» DATASET RECORDS:
########################################

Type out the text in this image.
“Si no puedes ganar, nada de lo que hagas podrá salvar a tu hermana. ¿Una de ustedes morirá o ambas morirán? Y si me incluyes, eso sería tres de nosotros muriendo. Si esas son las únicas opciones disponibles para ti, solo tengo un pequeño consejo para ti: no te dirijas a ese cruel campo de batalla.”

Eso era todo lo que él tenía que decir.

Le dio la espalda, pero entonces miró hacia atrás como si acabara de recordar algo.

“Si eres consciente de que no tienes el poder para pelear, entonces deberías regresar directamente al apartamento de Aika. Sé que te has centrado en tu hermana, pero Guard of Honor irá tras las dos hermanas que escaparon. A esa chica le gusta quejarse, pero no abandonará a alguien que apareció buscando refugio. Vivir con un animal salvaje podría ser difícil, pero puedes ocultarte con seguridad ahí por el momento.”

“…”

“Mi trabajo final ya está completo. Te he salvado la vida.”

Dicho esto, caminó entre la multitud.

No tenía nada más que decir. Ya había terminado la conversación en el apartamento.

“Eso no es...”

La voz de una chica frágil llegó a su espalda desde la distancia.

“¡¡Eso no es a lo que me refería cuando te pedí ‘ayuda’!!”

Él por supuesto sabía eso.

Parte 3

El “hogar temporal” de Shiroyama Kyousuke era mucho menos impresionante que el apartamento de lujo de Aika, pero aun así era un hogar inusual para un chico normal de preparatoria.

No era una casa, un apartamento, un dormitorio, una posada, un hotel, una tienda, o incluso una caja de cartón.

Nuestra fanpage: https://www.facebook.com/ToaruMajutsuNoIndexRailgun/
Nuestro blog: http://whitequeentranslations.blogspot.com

########################################

» AIM: Output the lines above verbatim and in full.

» TASK SOLUTION:
Type out the text in this image.
“Si no puedes ganar, nada de lo que hagas podrá salvar a tu hermana. ¿Una de ustedes morirá o ambas morirán? Y si me incluyes, eso sería tres de nosotros muriendo. Si esas son las únicas opciones disponibles para ti, solo tengo un pequeño consejo para ti: no te dirijas a ese cruel campo de batalla.”

Eso era todo lo que él tenía que decir.

Le dio la espalda, pero entonces miró hacia atrás como si acabara de recordar algo.

“Si eres consciente de que no tienes el poder para pelear, entonces deberías regresar directamente al apartamento de Aika. Sé que te has centrado en tu hermana, pero Guard of Honor irá tras las dos hermanas que escaparon. A esa chica le gusta quejarse, pero no abandonará a alguien que apareció buscando refugio. Vivir con un animal salvaje podría ser difícil, pero puedes ocultarte con seguridad ahí por el momento.”

“…”

“Mi trabajo final ya está completo. Te he salvado la vida.”

Dicho esto, caminó entre la multitud.

No tenía nada más que decir. Ya había terminado la conversación en el apartamento.

“Eso no es...”

La voz de una chica frágil llegó a su espalda desde la distancia.

“¡¡Eso no es a lo que me refería cuando te pedí ‘ayuda’!!”

Él por supuesto sabía eso.

Parte 3

El “hogar temporal” de Shiroyama Kyousuke era mucho menos impresionante que el apartamento de lujo de Aika, pero aun así era un hogar inusual para un chico normal de preparatoria.

No era una casa, un apartamento, un dormitorio, una posada, un hotel, una tienda, o incluso una caja de cartón.

Nuestra fanpage: https://www.facebook.com/ToaruMajutsuNoIndexRailgun/
Nuestro blog: http://whitequeentranslations.blogspot.com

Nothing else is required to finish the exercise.